▸ **Task brief**
Identify all lines of the data containing the string "trough" and copy them.

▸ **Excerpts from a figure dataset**
--*--

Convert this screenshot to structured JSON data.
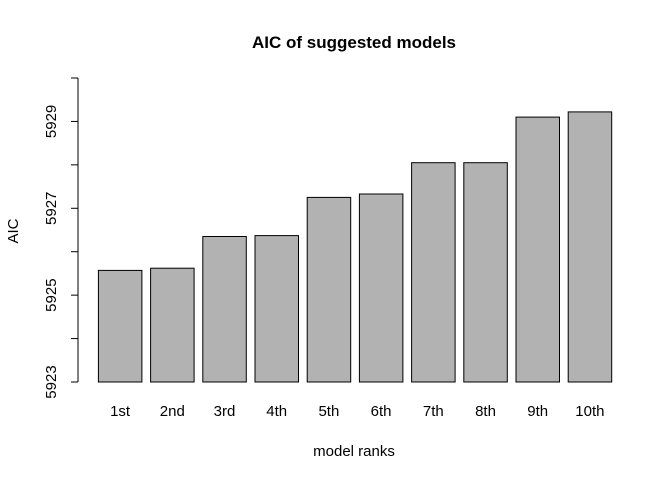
{
  "chart_data": {
    "type": "bar",
    "title": "AIC of suggested models",
    "xlabel": "model ranks",
    "ylabel": "AIC",
    "categories": [
      "1st",
      "2nd",
      "3rd",
      "4th",
      "5th",
      "6th",
      "7th",
      "8th",
      "9th",
      "10th"
    ],
    "values": [
      5925.57,
      5925.62,
      5926.35,
      5926.37,
      5927.25,
      5927.33,
      5928.05,
      5928.05,
      5929.1,
      5929.22
    ],
    "ylim": [
      5923,
      5930
    ],
    "yticks": [
      5923,
      5924,
      5925,
      5926,
      5927,
      5928,
      5929,
      5930
    ],
    "ytick_labels": [
      "5923",
      "",
      "5925",
      "",
      "5927",
      "",
      "5929",
      ""
    ],
    "grid": false,
    "bar_color": "#b2b2b2",
    "edge_color": "#000000"
  }
}
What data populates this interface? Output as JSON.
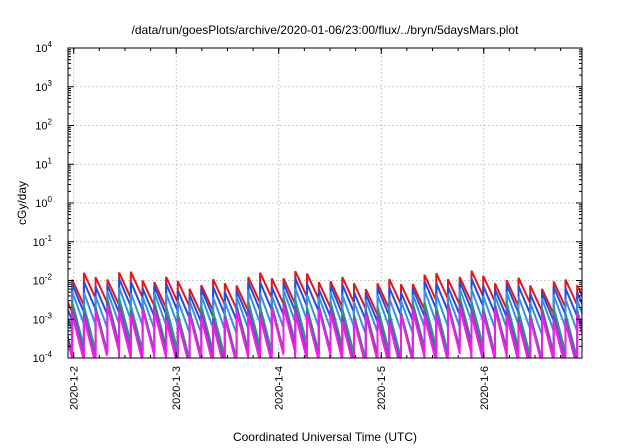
{
  "chart_data": {
    "type": "line",
    "title": "/data/run/goesPlots/archive/2020-01-06/23:00/flux/../bryn/5daysMars.plot",
    "xlabel": "Coordinated Universal Time (UTC)",
    "ylabel": "cGy/day",
    "yscale": "log",
    "ylim": [
      0.0001,
      10000
    ],
    "xlim": [
      "2020-01-01T22:40",
      "2020-01-06T23:00"
    ],
    "x_ticks": [
      "2020-1-2",
      "2020-1-3",
      "2020-1-4",
      "2020-1-5",
      "2020-1-6"
    ],
    "y_ticks": [
      {
        "base": "10",
        "exp": "-4"
      },
      {
        "base": "10",
        "exp": "-3"
      },
      {
        "base": "10",
        "exp": "-2"
      },
      {
        "base": "10",
        "exp": "-1"
      },
      {
        "base": "10",
        "exp": "0"
      },
      {
        "base": "10",
        "exp": "1"
      },
      {
        "base": "10",
        "exp": "2"
      },
      {
        "base": "10",
        "exp": "3"
      },
      {
        "base": "10",
        "exp": "4"
      }
    ],
    "grid": true,
    "legend": "none",
    "sawtooth_period_hours": 2.75,
    "series": [
      {
        "color": "#e8141c",
        "peak": 0.0105,
        "trough": 0.0024,
        "spread": 0.25
      },
      {
        "color": "#1f4fe0",
        "peak": 0.007,
        "trough": 0.0014,
        "spread": 0.22
      },
      {
        "color": "#3a8ee6",
        "peak": 0.0042,
        "trough": 0.00065,
        "spread": 0.2
      },
      {
        "color": "#1aa37a",
        "peak": 0.0022,
        "trough": 0.00016,
        "spread": 0.25
      },
      {
        "color": "#8a3fc8",
        "peak": 0.0017,
        "trough": 0.00012,
        "spread": 0.25
      },
      {
        "color": "#f01ee6",
        "peak": 0.0013,
        "trough": 9e-05,
        "spread": 0.25
      }
    ]
  }
}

--*--

▸ **Correct output**
        "trough": 0.0024,
        "trough": 0.0014,
        "trough": 0.00065,
        "trough": 0.00016,
        "trough": 0.00012,
        "trough": 9e-05,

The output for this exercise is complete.